*SET EXERCISE*: Copy each line of the entries beneath that contains the word "implícitos".

++++++

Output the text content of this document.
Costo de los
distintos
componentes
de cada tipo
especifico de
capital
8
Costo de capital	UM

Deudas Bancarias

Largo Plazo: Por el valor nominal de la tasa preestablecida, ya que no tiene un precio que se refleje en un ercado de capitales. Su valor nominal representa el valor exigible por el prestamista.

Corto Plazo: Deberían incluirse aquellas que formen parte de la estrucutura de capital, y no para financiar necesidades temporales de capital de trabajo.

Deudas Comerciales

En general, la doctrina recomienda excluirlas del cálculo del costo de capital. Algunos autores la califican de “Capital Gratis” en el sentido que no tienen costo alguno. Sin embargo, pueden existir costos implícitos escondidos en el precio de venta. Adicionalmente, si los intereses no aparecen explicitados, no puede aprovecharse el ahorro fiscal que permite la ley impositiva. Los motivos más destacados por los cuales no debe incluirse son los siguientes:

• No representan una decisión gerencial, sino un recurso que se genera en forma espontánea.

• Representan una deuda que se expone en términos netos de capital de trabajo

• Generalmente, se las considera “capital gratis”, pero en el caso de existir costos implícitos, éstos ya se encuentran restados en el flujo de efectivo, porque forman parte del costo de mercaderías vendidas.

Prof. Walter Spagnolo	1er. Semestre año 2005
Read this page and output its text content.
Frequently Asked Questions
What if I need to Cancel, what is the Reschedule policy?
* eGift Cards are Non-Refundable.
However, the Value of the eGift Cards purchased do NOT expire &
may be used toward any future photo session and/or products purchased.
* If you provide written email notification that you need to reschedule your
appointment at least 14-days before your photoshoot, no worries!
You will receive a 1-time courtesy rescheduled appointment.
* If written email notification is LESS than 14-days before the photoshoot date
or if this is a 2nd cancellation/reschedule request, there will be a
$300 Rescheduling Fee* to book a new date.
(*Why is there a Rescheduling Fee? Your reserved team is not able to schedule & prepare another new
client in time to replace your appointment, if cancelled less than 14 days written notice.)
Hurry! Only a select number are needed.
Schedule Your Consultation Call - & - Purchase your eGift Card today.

++++++

*RESULT*:
En general, la doctrina recomienda excluirlas del cálculo del costo de capital. Algunos autores la califican de “Capital Gratis” en el sentido que no tienen costo alguno. Sin embargo, pueden existir costos implícitos escondidos en el precio de venta. Adicionalmente, si los intereses no aparecen explicitados, no puede aprovecharse el ahorro fiscal que permite la ley impositiva. Los motivos más destacados por los cuales no debe incluirse son los siguientes:
• Generalmente, se las considera “capital gratis”, pero en el caso de existir costos implícitos, éstos ya se encuentran restados en el flujo de efectivo, porque forman parte del costo de mercaderías vendidas.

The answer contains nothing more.